**WHAT TO PRODUCE:**
Gather up all lines that carry the word "values".

**EXERCISE MATERIALS:**

****

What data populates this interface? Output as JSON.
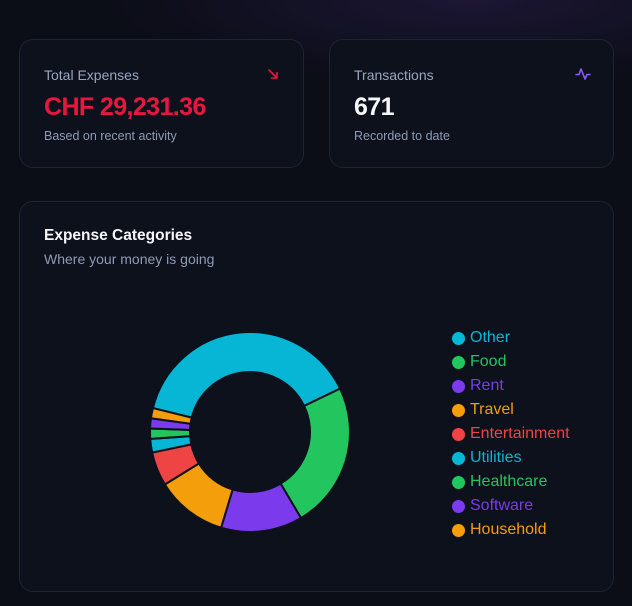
{
  "stats": {
    "expenses": {
      "label": "Total Expenses",
      "value": "CHF 29,231.36",
      "sub": "Based on recent activity",
      "icon": "trend-down-icon",
      "color": "#e8173f"
    },
    "transactions": {
      "label": "Transactions",
      "value": "671",
      "sub": "Recorded to date",
      "icon": "activity-icon",
      "color": "#f5f7fb"
    }
  },
  "categories": {
    "title": "Expense Categories",
    "subtitle": "Where your money is going"
  },
  "chart_data": {
    "type": "pie",
    "variant": "donut",
    "title": "Expense Categories",
    "legend_position": "right",
    "categories": [
      "Other",
      "Food",
      "Rent",
      "Travel",
      "Entertainment",
      "Utilities",
      "Healthcare",
      "Software",
      "Household"
    ],
    "values": [
      35.5,
      21.5,
      12.0,
      10.5,
      5.0,
      2.0,
      1.5,
      1.5,
      1.5
    ],
    "colors": [
      "#06b6d4",
      "#22c55e",
      "#7c3aed",
      "#f59e0b",
      "#ef4444",
      "#06b6d4",
      "#22c55e",
      "#7c3aed",
      "#f59e0b"
    ]
  }
}
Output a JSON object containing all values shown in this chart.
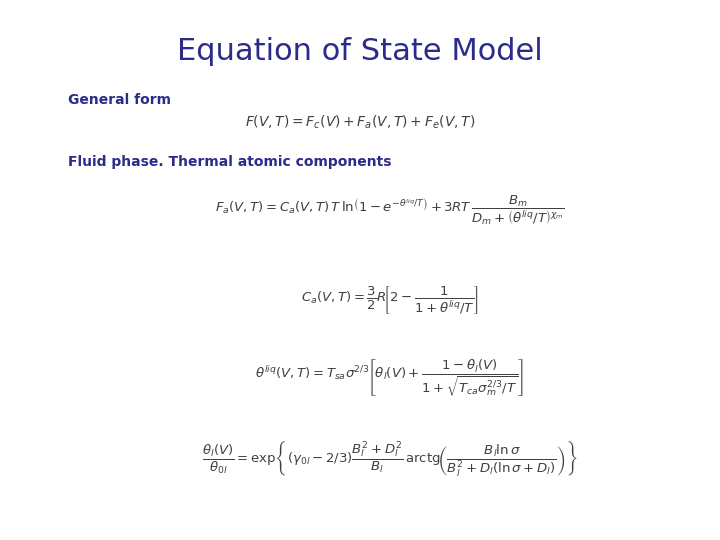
{
  "title": "Equation of State Model",
  "title_color": "#2B2B8C",
  "title_fontsize": 22,
  "label1": "General form",
  "label1_color": "#2B2B8C",
  "label1_fontsize": 10,
  "label2": "Fluid phase. Thermal atomic components",
  "label2_color": "#2B2B8C",
  "label2_fontsize": 10,
  "bg_color": "#ffffff",
  "eq_color": "#404040",
  "eq_fontsize": 9.5
}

****

**EXERCISE RESULT:**
    "values": [
Output a JSON object containing all values shown in this chart.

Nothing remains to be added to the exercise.